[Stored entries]
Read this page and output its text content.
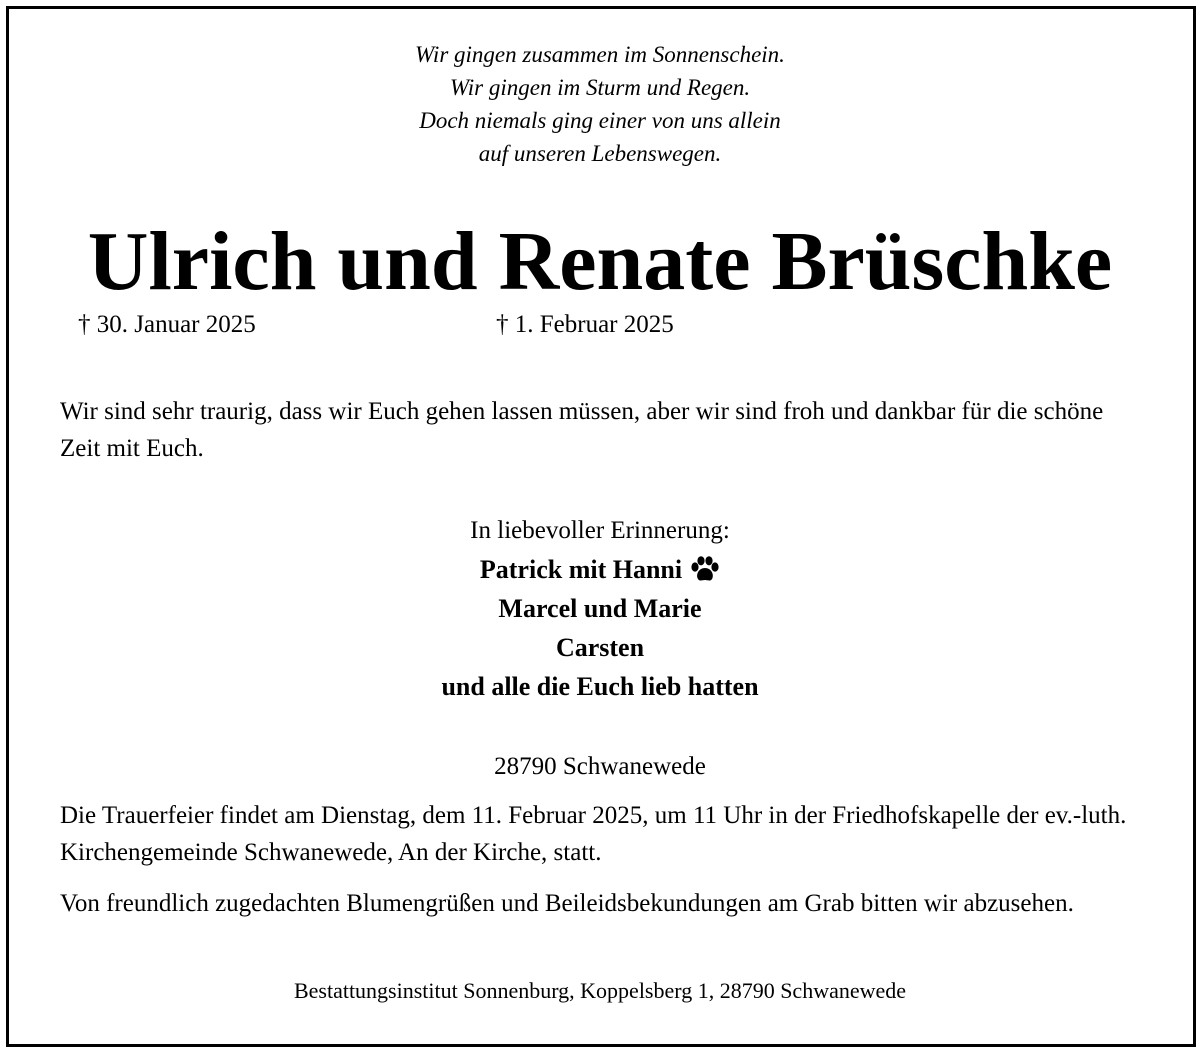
Wir gingen zusammen im Sonnenschein.
Wir gingen im Sturm und Regen.
Doch niemals ging einer von uns allein
auf unseren Lebenswegen.
Ulrich und Renate Brüschke
† 30. Januar 2025	† 1. Februar 2025
Wir sind sehr traurig, dass wir Euch gehen lassen müssen, aber wir sind froh und dankbar für die schöne Zeit mit Euch.
In liebevoller Erinnerung:
Patrick mit Hanni
Marcel und Marie
Carsten
und alle die Euch lieb hatten
28790 Schwanewede
Die Trauerfeier findet am Dienstag, dem 11. Februar 2025, um 11 Uhr in der Friedhofskapelle der ev.-luth. Kirchengemeinde Schwanewede, An der Kirche, statt.
Von freundlich zugedachten Blumengrüßen und Beileidsbekundungen am Grab bitten wir abzusehen.
Bestattungsinstitut Sonnenburg, Koppelsberg 1, 28790 Schwanewede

**Problem statement**
Omit pictures; set down the rest of the material word for word.

**Exercise output**
Read this page and output its text content.
Wir gingen zusammen im Sonnenschein.
Wir gingen im Sturm und Regen.
Doch niemals ging einer von uns allein
auf unseren Lebenswegen.
Ulrich und Renate Brüschke
† 30. Januar 2025	† 1. Februar 2025
Wir sind sehr traurig, dass wir Euch gehen lassen müssen, aber wir sind froh und dankbar für die schöne Zeit mit Euch.
In liebevoller Erinnerung:
Patrick mit Hanni
Marcel und Marie
Carsten
und alle die Euch lieb hatten
28790 Schwanewede
Die Trauerfeier findet am Dienstag, dem 11. Februar 2025, um 11 Uhr in der Friedhofskapelle der ev.-luth. Kirchengemeinde Schwanewede, An der Kirche, statt.
Von freundlich zugedachten Blumengrüßen und Beileidsbekundungen am Grab bitten wir abzusehen.
Bestattungsinstitut Sonnenburg, Koppelsberg 1, 28790 Schwanewede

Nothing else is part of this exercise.